▶ Task to carry out: Return each line containing "Keleti".

▶ Provided entries:
++++++++

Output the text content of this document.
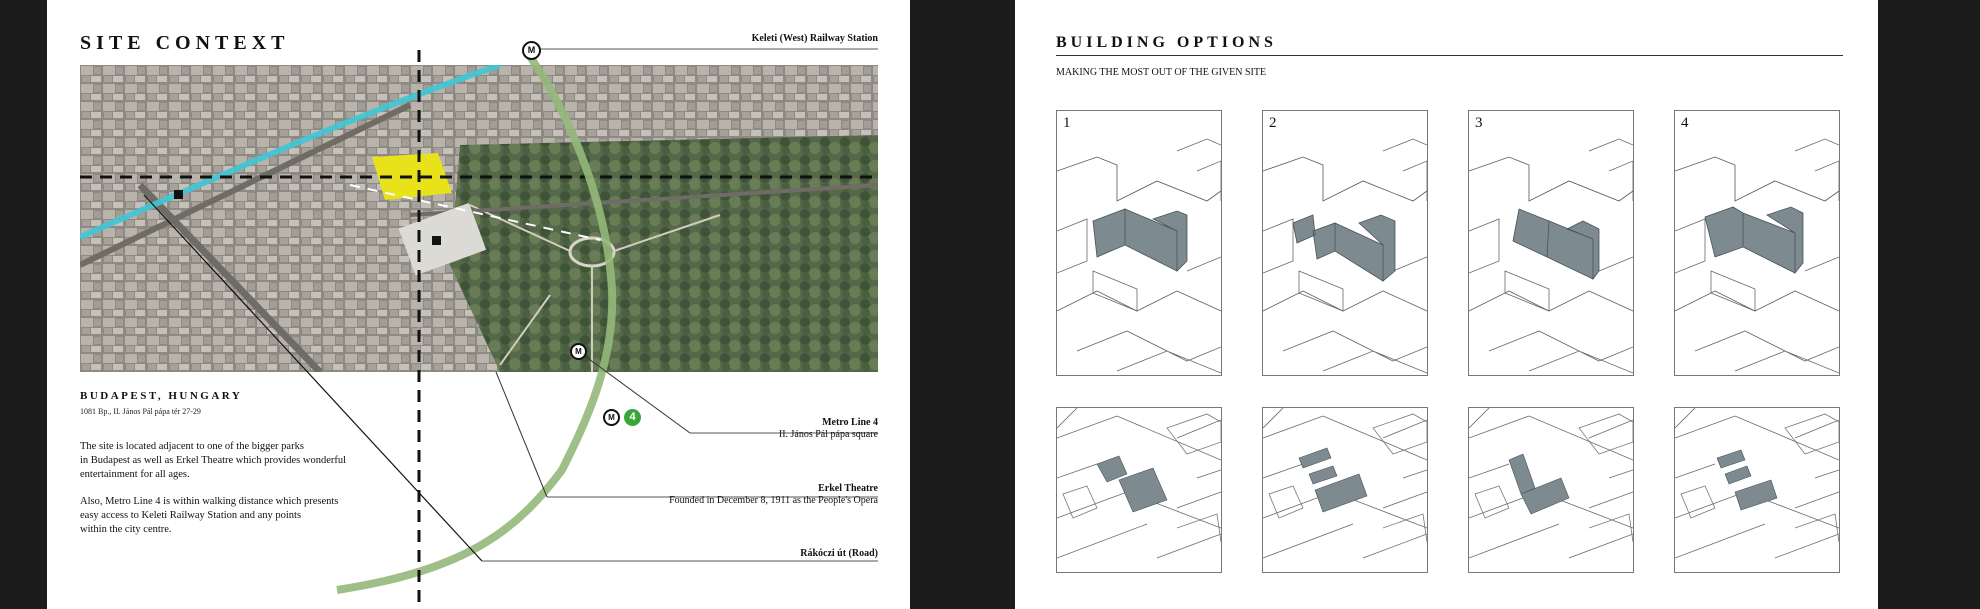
SITE CONTEXT	M
M
M 4
Keleti (West) Railway Station
Metro Line 4
II. János Pál pápa square
Erkel Theatre
Founded in December 8, 1911 as the People's Opera
Rákóczi út (Road)
BUDAPEST, HUNGARY
1081 Bp., II. János Pál pápa tér 27-29
The site is located adjacent to one of the bigger parks
in Budapest as well as Erkel Theatre which provides wonderful
entertainment for all ages.
Also, Metro Line 4 is within walking distance which presents
easy access to Keleti Railway Station and any points
within the city centre.
BUILDING OPTIONS
MAKING THE MOST OUT OF THE GIVEN SITE
1	2	3	4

++++++++

▶ The reply:
Keleti (West) Railway Station
easy access to Keleti Railway Station and any points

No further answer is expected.